PROVIDED PASSAGE:
=-=-=-=-=

Amazon Aurora is a fully managed relational database engine that's built for the cloud and compatible with MySQL and PostgreSQL.
Amazon ElastiCache helps you set up, manage, and scale distributed in-memory cache environments in the AWS Cloud. This pattern uses Amazon ElastiCache (Redis OSS).
AWS Lambda is a compute service that helps you run code without needing to provision or manage servers. It runs your code only when needed and scales automatically, so you pay only for the compute time that you use. In this pattern, Lambda functions are used by AWS Step Functions to perform the steps.
Amazon Relational Database Service (Amazon RDS) helps you set up, operate, and scale a relational database in the AWS Cloud. This pattern supports Amazon RDS for MySQL, Amazon RDS for PostgreSQL, and Amazon RDS for MariaDB.
AWS SDK for Python (Boto3) helps you integrate your Python application, library, or script with AWS services. In this pattern, Boto3 APIs are used to communicate with the database instances or global databases.
AWS Step Functions is a serverless orchestration service that helps you combine AWS Lambda functions and other AWS services to build business-critical applications. In this pattern, Step Functions state machines are used to orchestrate and run the cross-Region failover and failback of the database instances or global databases.

Code repository

The code for this pattern is available in the aws-cross-region-dr-databases repository on GitHub.

=-=-=-=-=

WORK TO BE COMPLETED: Please reproduce the part of the AWS services text that opens with the words containing "Amazon Aurora is" and closes with "ElastiCache (Redis OSS).", copying it word for word.

=-=-=-=-=

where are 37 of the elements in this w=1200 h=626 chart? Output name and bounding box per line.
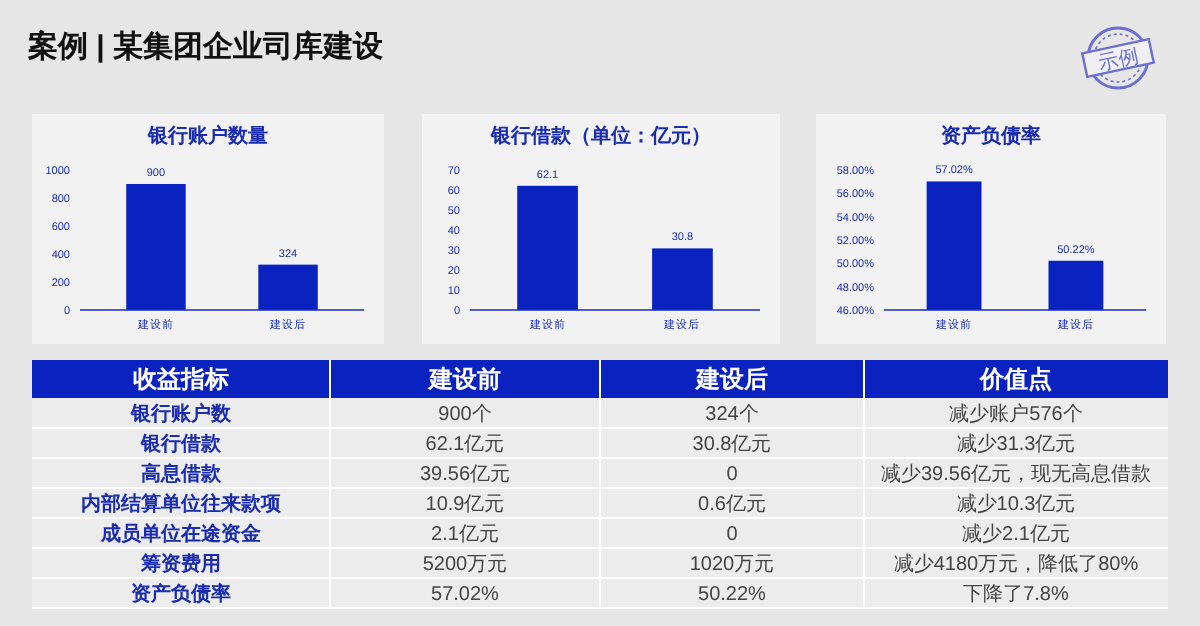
text: 减少账户576个 <box>949 402 1083 426</box>
text: 0.6亿元 <box>698 494 766 516</box>
text: 30.8亿元 <box>692 434 772 456</box>
text: 建设前 <box>427 365 501 393</box>
text: 5200万元 <box>422 554 508 576</box>
text: 减少4180万元，降低了80% <box>893 552 1139 576</box>
text: 收益指标 <box>133 365 229 393</box>
text: 减少31.3亿元 <box>956 432 1076 456</box>
text: 50.22% <box>698 584 767 606</box>
text: 成员单位在途资金 <box>99 522 263 546</box>
text: 下降了7.8% <box>963 582 1070 606</box>
text: 银行账户数 <box>129 402 233 426</box>
chart-title: 资产负债率 <box>941 124 1041 148</box>
text: 0 <box>726 464 739 486</box>
text: 高息借款 <box>141 462 223 486</box>
text: 1020万元 <box>689 554 775 576</box>
text: 银行借款 <box>139 432 223 456</box>
text: 10.9亿元 <box>425 494 505 516</box>
text: 39.56亿元 <box>419 464 511 486</box>
text: 62.1亿元 <box>425 434 505 456</box>
text: 建设后 <box>694 365 768 393</box>
text: 57.02% <box>431 584 500 606</box>
chart-title: 银行借款（单位：亿元） <box>489 124 711 148</box>
text: 减少2.1亿元 <box>962 522 1070 546</box>
text: 减少39.56亿元，现无高息借款 <box>880 462 1152 486</box>
text: 价值点 <box>978 365 1052 393</box>
text: 324个 <box>705 402 759 426</box>
text: 筹资费用 <box>139 552 221 576</box>
text: 2.1亿元 <box>431 524 499 546</box>
text: 案例 | 某集团企业司库建设 <box>26 28 386 64</box>
text: 减少10.3亿元 <box>956 492 1076 516</box>
chart-title: 银行账户数量 <box>146 124 268 148</box>
stamp-icon: 示例 <box>1080 26 1156 90</box>
text: 资产负债率 <box>131 582 231 606</box>
text: 内部结算单位往来款项 <box>81 492 283 516</box>
text: 900个 <box>438 402 492 426</box>
text: 0 <box>726 524 739 546</box>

=-=-=-=-=

WRITTEN SOLUTION:
Amazon Aurora is a fully managed relational database engine that's built for the cloud and compatible with MySQL and PostgreSQL.
Amazon ElastiCache helps you set up, manage, and scale distributed in-memory cache environments in the AWS Cloud. This pattern uses Amazon ElastiCache (Redis OSS).